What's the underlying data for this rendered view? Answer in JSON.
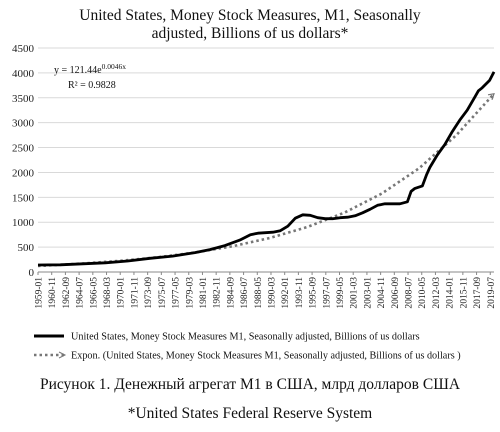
{
  "chart_data": {
    "type": "line",
    "title_lines": [
      "United States, Money Stock Measures, M1, Seasonally",
      "adjusted, Billions of us dollars*"
    ],
    "ylim": [
      0,
      4500
    ],
    "yticks": [
      0,
      500,
      1000,
      1500,
      2000,
      2500,
      3000,
      3500,
      4000,
      4500
    ],
    "x_tick_labels": [
      "1959-01",
      "1960-11",
      "1962-09",
      "1964-07",
      "1966-05",
      "1968-03",
      "1970-01",
      "1971-11",
      "1973-09",
      "1975-07",
      "1977-05",
      "1979-03",
      "1981-01",
      "1982-11",
      "1984-09",
      "1986-07",
      "1988-05",
      "1990-03",
      "1992-01",
      "1993-11",
      "1995-09",
      "1997-07",
      "1999-05",
      "2001-03",
      "2003-01",
      "2004-11",
      "2006-09",
      "2008-07",
      "2010-05",
      "2012-03",
      "2014-01",
      "2015-11",
      "2017-09",
      "2019-07"
    ],
    "x_range": [
      "1959-01",
      "2020-01"
    ],
    "grid": "horizontal",
    "legend_position": "bottom",
    "series": [
      {
        "name": "United States, Money Stock Measures M1, Seasonally adjusted, Billions of us dollars",
        "style": "solid",
        "color": "#000000",
        "x": [
          "1959-01",
          "1962-01",
          "1965-01",
          "1968-01",
          "1971-01",
          "1974-01",
          "1977-01",
          "1980-01",
          "1982-01",
          "1984-01",
          "1986-01",
          "1987-06",
          "1988-06",
          "1989-06",
          "1990-06",
          "1991-06",
          "1992-06",
          "1993-06",
          "1994-06",
          "1995-06",
          "1996-06",
          "1997-06",
          "1998-06",
          "1999-06",
          "2000-06",
          "2001-06",
          "2002-06",
          "2003-06",
          "2004-06",
          "2005-06",
          "2006-06",
          "2007-06",
          "2008-06",
          "2008-12",
          "2009-06",
          "2010-06",
          "2011-01",
          "2011-06",
          "2012-06",
          "2013-06",
          "2014-06",
          "2015-06",
          "2016-06",
          "2017-06",
          "2017-12",
          "2018-06",
          "2019-06",
          "2020-01"
        ],
        "y": [
          140,
          145,
          165,
          185,
          220,
          275,
          320,
          390,
          450,
          530,
          640,
          750,
          780,
          790,
          800,
          830,
          920,
          1080,
          1150,
          1140,
          1090,
          1070,
          1070,
          1090,
          1100,
          1130,
          1190,
          1260,
          1340,
          1370,
          1370,
          1370,
          1410,
          1620,
          1680,
          1730,
          1960,
          2100,
          2350,
          2560,
          2820,
          3050,
          3250,
          3510,
          3640,
          3700,
          3850,
          4020
        ]
      },
      {
        "name": "Expon. (United States, Money Stock Measures M1, Seasonally adjusted, Billions of us dollars )",
        "style": "dotted",
        "color": "#777777",
        "equation": "y = 121.44e^0.0046x",
        "r_squared": "R² = 0.9828",
        "x": [
          "1959-01",
          "1965-01",
          "1970-01",
          "1975-01",
          "1980-01",
          "1985-01",
          "1990-01",
          "1995-01",
          "2000-01",
          "2005-01",
          "2010-01",
          "2015-01",
          "2020-01"
        ],
        "y": [
          121,
          170,
          224,
          296,
          391,
          517,
          683,
          903,
          1194,
          1578,
          2085,
          2755,
          3580
        ]
      }
    ]
  },
  "annotation": {
    "equation_prefix": "y = 121.44e",
    "equation_exponent": "0.0046x",
    "r_squared": "R² = 0.9828"
  },
  "caption": {
    "main": "Рисунок 1. Денежный агрегат М1 в США, млрд долларов США",
    "source": "*United States Federal Reserve System"
  }
}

------------------------------

**What is asked:** Write out the listing above exactly as it stands, pictures excluded.

**Exercise solution:**
What's the underlying data for this rendered view? Answer in JSON.
{
  "chart_data": {
    "type": "line",
    "title_lines": [
      "United States, Money Stock Measures, M1, Seasonally",
      "adjusted, Billions of us dollars*"
    ],
    "ylim": [
      0,
      4500
    ],
    "yticks": [
      0,
      500,
      1000,
      1500,
      2000,
      2500,
      3000,
      3500,
      4000,
      4500
    ],
    "x_tick_labels": [
      "1959-01",
      "1960-11",
      "1962-09",
      "1964-07",
      "1966-05",
      "1968-03",
      "1970-01",
      "1971-11",
      "1973-09",
      "1975-07",
      "1977-05",
      "1979-03",
      "1981-01",
      "1982-11",
      "1984-09",
      "1986-07",
      "1988-05",
      "1990-03",
      "1992-01",
      "1993-11",
      "1995-09",
      "1997-07",
      "1999-05",
      "2001-03",
      "2003-01",
      "2004-11",
      "2006-09",
      "2008-07",
      "2010-05",
      "2012-03",
      "2014-01",
      "2015-11",
      "2017-09",
      "2019-07"
    ],
    "x_range": [
      "1959-01",
      "2020-01"
    ],
    "grid": "horizontal",
    "legend_position": "bottom",
    "series": [
      {
        "name": "United States, Money Stock Measures M1, Seasonally adjusted, Billions of us dollars",
        "style": "solid",
        "color": "#000000",
        "x": [
          "1959-01",
          "1962-01",
          "1965-01",
          "1968-01",
          "1971-01",
          "1974-01",
          "1977-01",
          "1980-01",
          "1982-01",
          "1984-01",
          "1986-01",
          "1987-06",
          "1988-06",
          "1989-06",
          "1990-06",
          "1991-06",
          "1992-06",
          "1993-06",
          "1994-06",
          "1995-06",
          "1996-06",
          "1997-06",
          "1998-06",
          "1999-06",
          "2000-06",
          "2001-06",
          "2002-06",
          "2003-06",
          "2004-06",
          "2005-06",
          "2006-06",
          "2007-06",
          "2008-06",
          "2008-12",
          "2009-06",
          "2010-06",
          "2011-01",
          "2011-06",
          "2012-06",
          "2013-06",
          "2014-06",
          "2015-06",
          "2016-06",
          "2017-06",
          "2017-12",
          "2018-06",
          "2019-06",
          "2020-01"
        ],
        "y": [
          140,
          145,
          165,
          185,
          220,
          275,
          320,
          390,
          450,
          530,
          640,
          750,
          780,
          790,
          800,
          830,
          920,
          1080,
          1150,
          1140,
          1090,
          1070,
          1070,
          1090,
          1100,
          1130,
          1190,
          1260,
          1340,
          1370,
          1370,
          1370,
          1410,
          1620,
          1680,
          1730,
          1960,
          2100,
          2350,
          2560,
          2820,
          3050,
          3250,
          3510,
          3640,
          3700,
          3850,
          4020
        ]
      },
      {
        "name": "Expon. (United States, Money Stock Measures M1, Seasonally adjusted, Billions of us dollars )",
        "style": "dotted",
        "color": "#777777",
        "equation": "y = 121.44e^0.0046x",
        "r_squared": "R² = 0.9828",
        "x": [
          "1959-01",
          "1965-01",
          "1970-01",
          "1975-01",
          "1980-01",
          "1985-01",
          "1990-01",
          "1995-01",
          "2000-01",
          "2005-01",
          "2010-01",
          "2015-01",
          "2020-01"
        ],
        "y": [
          121,
          170,
          224,
          296,
          391,
          517,
          683,
          903,
          1194,
          1578,
          2085,
          2755,
          3580
        ]
      }
    ]
  },
  "annotation": {
    "equation_prefix": "y = 121.44e",
    "equation_exponent": "0.0046x",
    "r_squared": "R² = 0.9828"
  },
  "caption": {
    "main": "Рисунок 1. Денежный агрегат М1 в США, млрд долларов США",
    "source": "*United States Federal Reserve System"
  }
}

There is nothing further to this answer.